EXERCISE: Exactly as given, repeat all of the entries.

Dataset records

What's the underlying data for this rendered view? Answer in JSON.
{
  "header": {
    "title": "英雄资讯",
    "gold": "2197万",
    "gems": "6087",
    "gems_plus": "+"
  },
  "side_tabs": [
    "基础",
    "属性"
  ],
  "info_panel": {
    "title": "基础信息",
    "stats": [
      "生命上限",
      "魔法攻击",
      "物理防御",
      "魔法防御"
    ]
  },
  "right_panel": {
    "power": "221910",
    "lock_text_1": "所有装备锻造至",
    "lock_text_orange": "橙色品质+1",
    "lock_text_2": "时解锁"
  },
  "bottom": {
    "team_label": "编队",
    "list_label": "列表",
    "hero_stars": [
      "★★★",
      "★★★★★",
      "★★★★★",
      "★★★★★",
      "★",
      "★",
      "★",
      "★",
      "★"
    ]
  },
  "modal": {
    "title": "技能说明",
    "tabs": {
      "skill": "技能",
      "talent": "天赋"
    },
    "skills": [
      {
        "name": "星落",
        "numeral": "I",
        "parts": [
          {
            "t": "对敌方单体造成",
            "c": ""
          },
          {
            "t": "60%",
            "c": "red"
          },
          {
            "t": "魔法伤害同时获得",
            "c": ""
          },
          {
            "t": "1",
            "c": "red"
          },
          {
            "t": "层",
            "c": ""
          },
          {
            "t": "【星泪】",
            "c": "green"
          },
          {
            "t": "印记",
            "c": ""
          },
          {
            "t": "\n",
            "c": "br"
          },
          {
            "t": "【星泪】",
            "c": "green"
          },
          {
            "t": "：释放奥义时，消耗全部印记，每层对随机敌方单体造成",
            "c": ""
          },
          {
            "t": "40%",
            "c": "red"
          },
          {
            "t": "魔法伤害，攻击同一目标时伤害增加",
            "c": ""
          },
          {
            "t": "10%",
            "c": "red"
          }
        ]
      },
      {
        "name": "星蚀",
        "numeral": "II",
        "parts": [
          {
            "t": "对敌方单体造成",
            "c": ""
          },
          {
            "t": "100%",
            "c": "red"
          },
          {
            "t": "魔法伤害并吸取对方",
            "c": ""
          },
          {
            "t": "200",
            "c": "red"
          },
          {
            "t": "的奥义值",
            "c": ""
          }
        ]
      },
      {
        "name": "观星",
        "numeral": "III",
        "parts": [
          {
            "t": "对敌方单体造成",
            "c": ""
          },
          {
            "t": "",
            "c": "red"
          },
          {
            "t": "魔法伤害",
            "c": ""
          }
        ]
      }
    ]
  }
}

ANSWER TO THE PROBLEM:
What's the underlying data for this rendered view? Answer in JSON.
{
  "header": {
    "title": "英雄资讯",
    "gold": "2197万",
    "gems": "6087",
    "gems_plus": "+"
  },
  "side_tabs": [
    "基础",
    "属性"
  ],
  "info_panel": {
    "title": "基础信息",
    "stats": [
      "生命上限",
      "魔法攻击",
      "物理防御",
      "魔法防御"
    ]
  },
  "right_panel": {
    "power": "221910",
    "lock_text_1": "所有装备锻造至",
    "lock_text_orange": "橙色品质+1",
    "lock_text_2": "时解锁"
  },
  "bottom": {
    "team_label": "编队",
    "list_label": "列表",
    "hero_stars": [
      "★★★",
      "★★★★★",
      "★★★★★",
      "★★★★★",
      "★",
      "★",
      "★",
      "★",
      "★"
    ]
  },
  "modal": {
    "title": "技能说明",
    "tabs": {
      "skill": "技能",
      "talent": "天赋"
    },
    "skills": [
      {
        "name": "星落",
        "numeral": "I",
        "parts": [
          {
            "t": "对敌方单体造成",
            "c": ""
          },
          {
            "t": "60%",
            "c": "red"
          },
          {
            "t": "魔法伤害同时获得",
            "c": ""
          },
          {
            "t": "1",
            "c": "red"
          },
          {
            "t": "层",
            "c": ""
          },
          {
            "t": "【星泪】",
            "c": "green"
          },
          {
            "t": "印记",
            "c": ""
          },
          {
            "t": "\n",
            "c": "br"
          },
          {
            "t": "【星泪】",
            "c": "green"
          },
          {
            "t": "：释放奥义时，消耗全部印记，每层对随机敌方单体造成",
            "c": ""
          },
          {
            "t": "40%",
            "c": "red"
          },
          {
            "t": "魔法伤害，攻击同一目标时伤害增加",
            "c": ""
          },
          {
            "t": "10%",
            "c": "red"
          }
        ]
      },
      {
        "name": "星蚀",
        "numeral": "II",
        "parts": [
          {
            "t": "对敌方单体造成",
            "c": ""
          },
          {
            "t": "100%",
            "c": "red"
          },
          {
            "t": "魔法伤害并吸取对方",
            "c": ""
          },
          {
            "t": "200",
            "c": "red"
          },
          {
            "t": "的奥义值",
            "c": ""
          }
        ]
      },
      {
        "name": "观星",
        "numeral": "III",
        "parts": [
          {
            "t": "对敌方单体造成",
            "c": ""
          },
          {
            "t": "",
            "c": "red"
          },
          {
            "t": "魔法伤害",
            "c": ""
          }
        ]
      }
    ]
  }
}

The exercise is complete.